WHAT THE TASK ASKS: Scan the lines below; pull out those with "screenshot".

· · · · ·

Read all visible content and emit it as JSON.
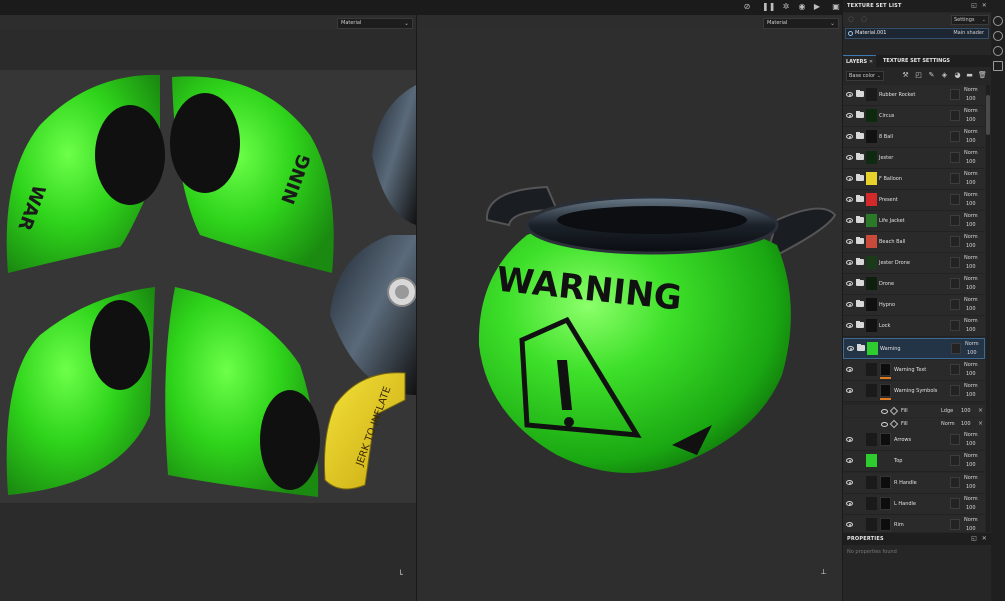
{
  "toolbar": {
    "icons": [
      "camera-off-icon",
      "pause-icon",
      "light-icon",
      "environment-icon",
      "video-icon",
      "screenshot-icon"
    ]
  },
  "viewport_2d": {
    "dropdown": "Material"
  },
  "viewport_3d": {
    "dropdown": "Material",
    "model_text": "WARNING"
  },
  "uv_texture_texts": {
    "left_top": "WAR",
    "right_top": "NING",
    "yellow": "JERK TO INFLATE"
  },
  "texture_set_list": {
    "title": "TEXTURE SET LIST",
    "settings_label": "Settings",
    "material_name": "Material.001",
    "shader_name": "Main shader"
  },
  "layers_panel": {
    "tab_layers": "LAYERS",
    "tab_tss": "TEXTURE SET SETTINGS",
    "channel": "Base color",
    "layers": [
      {
        "name": "Rubber Rocket",
        "blend": "Norm",
        "opacity": "100",
        "type": "folder",
        "thumb_color": "#1a1a1a"
      },
      {
        "name": "Circus",
        "blend": "Norm",
        "opacity": "100",
        "type": "folder",
        "thumb_color": "#0d2a0d"
      },
      {
        "name": "8 Ball",
        "blend": "Norm",
        "opacity": "100",
        "type": "folder",
        "thumb_color": "#111111"
      },
      {
        "name": "Jester",
        "blend": "Norm",
        "opacity": "100",
        "type": "folder",
        "thumb_color": "#0f2a10"
      },
      {
        "name": "F Balloon",
        "blend": "Norm",
        "opacity": "100",
        "type": "folder",
        "thumb_color": "#e8d12a"
      },
      {
        "name": "Present",
        "blend": "Norm",
        "opacity": "100",
        "type": "folder",
        "thumb_color": "#d22a2a"
      },
      {
        "name": "Life Jacket",
        "blend": "Norm",
        "opacity": "100",
        "type": "folder",
        "thumb_color": "#2a7a2a"
      },
      {
        "name": "Beach Ball",
        "blend": "Norm",
        "opacity": "100",
        "type": "folder",
        "thumb_color": "#c84a3a"
      },
      {
        "name": "Jester Drone",
        "blend": "Norm",
        "opacity": "100",
        "type": "folder",
        "thumb_color": "#1a3a1a"
      },
      {
        "name": "Drone",
        "blend": "Norm",
        "opacity": "100",
        "type": "folder",
        "thumb_color": "#0f1f0f"
      },
      {
        "name": "Hypno",
        "blend": "Norm",
        "opacity": "100",
        "type": "folder",
        "thumb_color": "#101010"
      },
      {
        "name": "Lock",
        "blend": "Norm",
        "opacity": "100",
        "type": "folder",
        "thumb_color": "#121212"
      },
      {
        "name": "Warning",
        "blend": "Norm",
        "opacity": "100",
        "type": "folder-open",
        "thumb_color": "#2ecc2e",
        "selected": true
      },
      {
        "name": "Warning Text",
        "blend": "Norm",
        "opacity": "100",
        "type": "fill",
        "thumb_color": "#1a1a1a"
      },
      {
        "name": "Warning Symbols",
        "blend": "Norm",
        "opacity": "100",
        "type": "fill",
        "thumb_color": "#1a1a1a"
      },
      {
        "name": "Arrows",
        "blend": "Norm",
        "opacity": "100",
        "type": "fill",
        "thumb_color": "#1a1a1a"
      },
      {
        "name": "Top",
        "blend": "Norm",
        "opacity": "100",
        "type": "fill",
        "thumb_color": "#2ecc2e"
      },
      {
        "name": "R Handle",
        "blend": "Norm",
        "opacity": "100",
        "type": "fill",
        "thumb_color": "#1a1a1a"
      },
      {
        "name": "L Handle",
        "blend": "Norm",
        "opacity": "100",
        "type": "fill",
        "thumb_color": "#1a1a1a"
      },
      {
        "name": "Rim",
        "blend": "Norm",
        "opacity": "100",
        "type": "fill",
        "thumb_color": "#1a1a1a"
      }
    ],
    "effects": [
      {
        "name": "Fill",
        "blend": "Ldge",
        "opacity": "100"
      },
      {
        "name": "Fill",
        "blend": "Norm",
        "opacity": "100"
      }
    ]
  },
  "properties": {
    "title": "PROPERTIES",
    "empty_text": "No properties found"
  }
}
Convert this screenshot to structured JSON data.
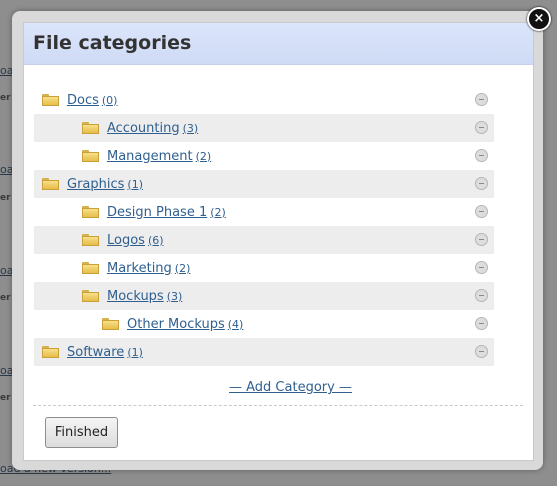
{
  "background": {
    "fragments": [
      "oad",
      "er",
      "er",
      "oad",
      "er",
      "oad",
      "er",
      "oad",
      "oad a new version..."
    ]
  },
  "dialog": {
    "title": "File categories",
    "close_label": "×",
    "add_category_label": "— Add Category —",
    "finished_label": "Finished"
  },
  "categories": [
    {
      "name": "Docs",
      "count": "(0)",
      "level": 0
    },
    {
      "name": "Accounting",
      "count": "(3)",
      "level": 1
    },
    {
      "name": "Management",
      "count": "(2)",
      "level": 1
    },
    {
      "name": "Graphics",
      "count": "(1)",
      "level": 0
    },
    {
      "name": "Design Phase 1",
      "count": "(2)",
      "level": 1
    },
    {
      "name": "Logos",
      "count": "(6)",
      "level": 1
    },
    {
      "name": "Marketing",
      "count": "(2)",
      "level": 1
    },
    {
      "name": "Mockups",
      "count": "(3)",
      "level": 1
    },
    {
      "name": "Other Mockups",
      "count": "(4)",
      "level": 2
    },
    {
      "name": "Software",
      "count": "(1)",
      "level": 0
    }
  ],
  "colors": {
    "header": "#dbe5fb",
    "link": "#2f5f8f",
    "row_alt": "#ededed"
  }
}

· · · · ·

FINISHED EXERCISE:
      "screenshot-icon"
Convert this screenshot to structured JSON data.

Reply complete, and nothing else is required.